WHAT YOU HAVE TO DO: Give back the entire listing verbatim.

--- begin ---

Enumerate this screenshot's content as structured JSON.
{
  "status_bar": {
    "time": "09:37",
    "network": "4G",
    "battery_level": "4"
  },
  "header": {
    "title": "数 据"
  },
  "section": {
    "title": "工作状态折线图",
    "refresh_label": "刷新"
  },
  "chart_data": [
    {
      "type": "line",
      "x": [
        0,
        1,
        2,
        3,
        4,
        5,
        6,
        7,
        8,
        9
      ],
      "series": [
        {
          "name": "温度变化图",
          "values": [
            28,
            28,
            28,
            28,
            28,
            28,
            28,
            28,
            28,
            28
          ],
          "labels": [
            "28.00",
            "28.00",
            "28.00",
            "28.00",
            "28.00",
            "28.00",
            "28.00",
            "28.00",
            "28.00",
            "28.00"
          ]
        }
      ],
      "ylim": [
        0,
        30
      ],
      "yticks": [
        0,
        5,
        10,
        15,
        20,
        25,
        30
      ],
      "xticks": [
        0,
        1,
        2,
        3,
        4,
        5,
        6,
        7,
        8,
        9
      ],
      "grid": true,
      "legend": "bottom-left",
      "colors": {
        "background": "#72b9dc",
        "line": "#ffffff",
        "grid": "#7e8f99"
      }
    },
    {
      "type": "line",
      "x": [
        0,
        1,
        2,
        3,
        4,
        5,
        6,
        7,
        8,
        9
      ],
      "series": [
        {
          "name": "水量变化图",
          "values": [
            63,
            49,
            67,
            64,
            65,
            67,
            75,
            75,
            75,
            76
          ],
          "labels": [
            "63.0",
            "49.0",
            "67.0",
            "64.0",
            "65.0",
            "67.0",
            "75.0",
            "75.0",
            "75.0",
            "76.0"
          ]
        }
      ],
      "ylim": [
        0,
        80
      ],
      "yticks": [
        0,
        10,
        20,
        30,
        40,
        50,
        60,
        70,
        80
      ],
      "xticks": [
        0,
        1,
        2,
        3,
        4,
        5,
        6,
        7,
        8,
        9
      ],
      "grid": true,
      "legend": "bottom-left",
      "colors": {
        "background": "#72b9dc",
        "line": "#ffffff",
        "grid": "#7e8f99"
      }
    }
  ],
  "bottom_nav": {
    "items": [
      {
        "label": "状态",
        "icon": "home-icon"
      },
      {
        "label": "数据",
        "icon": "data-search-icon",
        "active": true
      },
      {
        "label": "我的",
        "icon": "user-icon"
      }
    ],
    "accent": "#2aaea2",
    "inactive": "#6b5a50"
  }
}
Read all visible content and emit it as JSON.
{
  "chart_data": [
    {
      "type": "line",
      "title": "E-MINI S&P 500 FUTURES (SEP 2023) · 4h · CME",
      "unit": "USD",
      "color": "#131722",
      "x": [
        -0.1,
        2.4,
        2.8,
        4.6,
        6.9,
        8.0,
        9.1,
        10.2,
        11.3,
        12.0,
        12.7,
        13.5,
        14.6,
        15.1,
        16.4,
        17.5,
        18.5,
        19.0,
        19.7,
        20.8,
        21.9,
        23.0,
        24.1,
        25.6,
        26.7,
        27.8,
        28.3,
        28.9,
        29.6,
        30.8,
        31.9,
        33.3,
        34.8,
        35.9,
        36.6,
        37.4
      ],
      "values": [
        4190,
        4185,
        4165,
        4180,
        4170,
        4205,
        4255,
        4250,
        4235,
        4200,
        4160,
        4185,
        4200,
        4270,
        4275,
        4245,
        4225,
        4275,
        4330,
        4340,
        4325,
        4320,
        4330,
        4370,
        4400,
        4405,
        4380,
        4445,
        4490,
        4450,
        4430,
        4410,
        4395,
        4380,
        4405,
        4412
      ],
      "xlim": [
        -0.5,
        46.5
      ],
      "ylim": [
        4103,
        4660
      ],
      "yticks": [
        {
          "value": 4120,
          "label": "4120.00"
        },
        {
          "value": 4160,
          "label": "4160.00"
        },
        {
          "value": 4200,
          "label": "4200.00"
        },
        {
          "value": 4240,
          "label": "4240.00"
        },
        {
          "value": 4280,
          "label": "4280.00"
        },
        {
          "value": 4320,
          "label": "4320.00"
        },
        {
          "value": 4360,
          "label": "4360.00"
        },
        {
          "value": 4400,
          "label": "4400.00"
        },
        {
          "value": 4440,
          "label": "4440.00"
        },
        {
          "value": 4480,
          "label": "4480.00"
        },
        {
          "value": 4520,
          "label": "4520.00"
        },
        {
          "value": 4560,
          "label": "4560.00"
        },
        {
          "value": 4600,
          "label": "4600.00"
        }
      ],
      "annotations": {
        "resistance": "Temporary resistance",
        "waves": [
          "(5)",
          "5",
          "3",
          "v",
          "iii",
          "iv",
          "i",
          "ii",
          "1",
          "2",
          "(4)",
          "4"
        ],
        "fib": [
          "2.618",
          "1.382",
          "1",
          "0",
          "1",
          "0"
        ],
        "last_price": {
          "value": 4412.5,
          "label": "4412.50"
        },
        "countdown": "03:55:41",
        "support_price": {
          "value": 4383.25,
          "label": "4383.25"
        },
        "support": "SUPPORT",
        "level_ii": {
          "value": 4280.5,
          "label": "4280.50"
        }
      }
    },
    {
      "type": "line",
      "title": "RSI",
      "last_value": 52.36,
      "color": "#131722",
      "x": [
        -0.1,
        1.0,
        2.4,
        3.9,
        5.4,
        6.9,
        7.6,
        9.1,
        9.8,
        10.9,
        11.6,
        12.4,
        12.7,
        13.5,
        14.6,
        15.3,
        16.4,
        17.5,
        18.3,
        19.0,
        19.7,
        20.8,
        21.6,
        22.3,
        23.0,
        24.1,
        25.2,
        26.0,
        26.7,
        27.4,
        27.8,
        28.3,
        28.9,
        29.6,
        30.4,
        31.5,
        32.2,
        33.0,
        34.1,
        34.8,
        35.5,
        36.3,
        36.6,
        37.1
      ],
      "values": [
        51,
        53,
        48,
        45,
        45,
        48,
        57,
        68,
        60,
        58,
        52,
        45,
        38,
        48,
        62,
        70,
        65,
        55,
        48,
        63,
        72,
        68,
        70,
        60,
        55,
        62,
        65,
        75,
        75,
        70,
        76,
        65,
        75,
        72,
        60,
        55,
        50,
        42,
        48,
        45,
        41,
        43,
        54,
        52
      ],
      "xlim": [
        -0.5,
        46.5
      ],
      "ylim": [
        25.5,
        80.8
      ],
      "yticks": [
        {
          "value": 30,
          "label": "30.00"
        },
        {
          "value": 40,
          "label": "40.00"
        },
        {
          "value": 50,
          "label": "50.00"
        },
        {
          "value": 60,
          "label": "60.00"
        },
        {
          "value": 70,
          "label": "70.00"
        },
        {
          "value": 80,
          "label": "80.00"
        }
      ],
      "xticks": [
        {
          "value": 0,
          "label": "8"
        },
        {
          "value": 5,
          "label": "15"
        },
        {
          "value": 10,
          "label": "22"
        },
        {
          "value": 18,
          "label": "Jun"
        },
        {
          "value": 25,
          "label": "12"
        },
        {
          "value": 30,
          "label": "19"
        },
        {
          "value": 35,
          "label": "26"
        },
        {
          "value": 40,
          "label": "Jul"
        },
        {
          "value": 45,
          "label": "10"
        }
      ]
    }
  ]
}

--- end ---

SOLUTION:
Enumerate this screenshot's content as structured JSON.
{
  "status_bar": {
    "time": "09:37",
    "network": "4G",
    "battery_level": "4"
  },
  "header": {
    "title": "数 据"
  },
  "section": {
    "title": "工作状态折线图",
    "refresh_label": "刷新"
  },
  "chart_data": [
    {
      "type": "line",
      "x": [
        0,
        1,
        2,
        3,
        4,
        5,
        6,
        7,
        8,
        9
      ],
      "series": [
        {
          "name": "温度变化图",
          "values": [
            28,
            28,
            28,
            28,
            28,
            28,
            28,
            28,
            28,
            28
          ],
          "labels": [
            "28.00",
            "28.00",
            "28.00",
            "28.00",
            "28.00",
            "28.00",
            "28.00",
            "28.00",
            "28.00",
            "28.00"
          ]
        }
      ],
      "ylim": [
        0,
        30
      ],
      "yticks": [
        0,
        5,
        10,
        15,
        20,
        25,
        30
      ],
      "xticks": [
        0,
        1,
        2,
        3,
        4,
        5,
        6,
        7,
        8,
        9
      ],
      "grid": true,
      "legend": "bottom-left",
      "colors": {
        "background": "#72b9dc",
        "line": "#ffffff",
        "grid": "#7e8f99"
      }
    },
    {
      "type": "line",
      "x": [
        0,
        1,
        2,
        3,
        4,
        5,
        6,
        7,
        8,
        9
      ],
      "series": [
        {
          "name": "水量变化图",
          "values": [
            63,
            49,
            67,
            64,
            65,
            67,
            75,
            75,
            75,
            76
          ],
          "labels": [
            "63.0",
            "49.0",
            "67.0",
            "64.0",
            "65.0",
            "67.0",
            "75.0",
            "75.0",
            "75.0",
            "76.0"
          ]
        }
      ],
      "ylim": [
        0,
        80
      ],
      "yticks": [
        0,
        10,
        20,
        30,
        40,
        50,
        60,
        70,
        80
      ],
      "xticks": [
        0,
        1,
        2,
        3,
        4,
        5,
        6,
        7,
        8,
        9
      ],
      "grid": true,
      "legend": "bottom-left",
      "colors": {
        "background": "#72b9dc",
        "line": "#ffffff",
        "grid": "#7e8f99"
      }
    }
  ],
  "bottom_nav": {
    "items": [
      {
        "label": "状态",
        "icon": "home-icon"
      },
      {
        "label": "数据",
        "icon": "data-search-icon",
        "active": true
      },
      {
        "label": "我的",
        "icon": "user-icon"
      }
    ],
    "accent": "#2aaea2",
    "inactive": "#6b5a50"
  }
}
Read all visible content and emit it as JSON.
{
  "chart_data": [
    {
      "type": "line",
      "title": "E-MINI S&P 500 FUTURES (SEP 2023) · 4h · CME",
      "unit": "USD",
      "color": "#131722",
      "x": [
        -0.1,
        2.4,
        2.8,
        4.6,
        6.9,
        8.0,
        9.1,
        10.2,
        11.3,
        12.0,
        12.7,
        13.5,
        14.6,
        15.1,
        16.4,
        17.5,
        18.5,
        19.0,
        19.7,
        20.8,
        21.9,
        23.0,
        24.1,
        25.6,
        26.7,
        27.8,
        28.3,
        28.9,
        29.6,
        30.8,
        31.9,
        33.3,
        34.8,
        35.9,
        36.6,
        37.4
      ],
      "values": [
        4190,
        4185,
        4165,
        4180,
        4170,
        4205,
        4255,
        4250,
        4235,
        4200,
        4160,
        4185,
        4200,
        4270,
        4275,
        4245,
        4225,
        4275,
        4330,
        4340,
        4325,
        4320,
        4330,
        4370,
        4400,
        4405,
        4380,
        4445,
        4490,
        4450,
        4430,
        4410,
        4395,
        4380,
        4405,
        4412
      ],
      "xlim": [
        -0.5,
        46.5
      ],
      "ylim": [
        4103,
        4660
      ],
      "yticks": [
        {
          "value": 4120,
          "label": "4120.00"
        },
        {
          "value": 4160,
          "label": "4160.00"
        },
        {
          "value": 4200,
          "label": "4200.00"
        },
        {
          "value": 4240,
          "label": "4240.00"
        },
        {
          "value": 4280,
          "label": "4280.00"
        },
        {
          "value": 4320,
          "label": "4320.00"
        },
        {
          "value": 4360,
          "label": "4360.00"
        },
        {
          "value": 4400,
          "label": "4400.00"
        },
        {
          "value": 4440,
          "label": "4440.00"
        },
        {
          "value": 4480,
          "label": "4480.00"
        },
        {
          "value": 4520,
          "label": "4520.00"
        },
        {
          "value": 4560,
          "label": "4560.00"
        },
        {
          "value": 4600,
          "label": "4600.00"
        }
      ],
      "annotations": {
        "resistance": "Temporary resistance",
        "waves": [
          "(5)",
          "5",
          "3",
          "v",
          "iii",
          "iv",
          "i",
          "ii",
          "1",
          "2",
          "(4)",
          "4"
        ],
        "fib": [
          "2.618",
          "1.382",
          "1",
          "0",
          "1",
          "0"
        ],
        "last_price": {
          "value": 4412.5,
          "label": "4412.50"
        },
        "countdown": "03:55:41",
        "support_price": {
          "value": 4383.25,
          "label": "4383.25"
        },
        "support": "SUPPORT",
        "level_ii": {
          "value": 4280.5,
          "label": "4280.50"
        }
      }
    },
    {
      "type": "line",
      "title": "RSI",
      "last_value": 52.36,
      "color": "#131722",
      "x": [
        -0.1,
        1.0,
        2.4,
        3.9,
        5.4,
        6.9,
        7.6,
        9.1,
        9.8,
        10.9,
        11.6,
        12.4,
        12.7,
        13.5,
        14.6,
        15.3,
        16.4,
        17.5,
        18.3,
        19.0,
        19.7,
        20.8,
        21.6,
        22.3,
        23.0,
        24.1,
        25.2,
        26.0,
        26.7,
        27.4,
        27.8,
        28.3,
        28.9,
        29.6,
        30.4,
        31.5,
        32.2,
        33.0,
        34.1,
        34.8,
        35.5,
        36.3,
        36.6,
        37.1
      ],
      "values": [
        51,
        53,
        48,
        45,
        45,
        48,
        57,
        68,
        60,
        58,
        52,
        45,
        38,
        48,
        62,
        70,
        65,
        55,
        48,
        63,
        72,
        68,
        70,
        60,
        55,
        62,
        65,
        75,
        75,
        70,
        76,
        65,
        75,
        72,
        60,
        55,
        50,
        42,
        48,
        45,
        41,
        43,
        54,
        52
      ],
      "xlim": [
        -0.5,
        46.5
      ],
      "ylim": [
        25.5,
        80.8
      ],
      "yticks": [
        {
          "value": 30,
          "label": "30.00"
        },
        {
          "value": 40,
          "label": "40.00"
        },
        {
          "value": 50,
          "label": "50.00"
        },
        {
          "value": 60,
          "label": "60.00"
        },
        {
          "value": 70,
          "label": "70.00"
        },
        {
          "value": 80,
          "label": "80.00"
        }
      ],
      "xticks": [
        {
          "value": 0,
          "label": "8"
        },
        {
          "value": 5,
          "label": "15"
        },
        {
          "value": 10,
          "label": "22"
        },
        {
          "value": 18,
          "label": "Jun"
        },
        {
          "value": 25,
          "label": "12"
        },
        {
          "value": 30,
          "label": "19"
        },
        {
          "value": 35,
          "label": "26"
        },
        {
          "value": 40,
          "label": "Jul"
        },
        {
          "value": 45,
          "label": "10"
        }
      ]
    }
  ]
}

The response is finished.